'''

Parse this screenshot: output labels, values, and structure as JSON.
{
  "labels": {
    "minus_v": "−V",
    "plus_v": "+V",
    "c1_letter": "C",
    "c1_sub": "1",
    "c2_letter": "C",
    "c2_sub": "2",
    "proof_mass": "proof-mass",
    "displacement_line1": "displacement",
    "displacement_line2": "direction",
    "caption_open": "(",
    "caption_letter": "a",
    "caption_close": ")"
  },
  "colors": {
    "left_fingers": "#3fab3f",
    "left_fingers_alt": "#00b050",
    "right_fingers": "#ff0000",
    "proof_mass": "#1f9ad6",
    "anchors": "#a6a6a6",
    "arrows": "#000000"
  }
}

'''

Tally the lines of the records holding the word "labels", then give only the resulting number.

2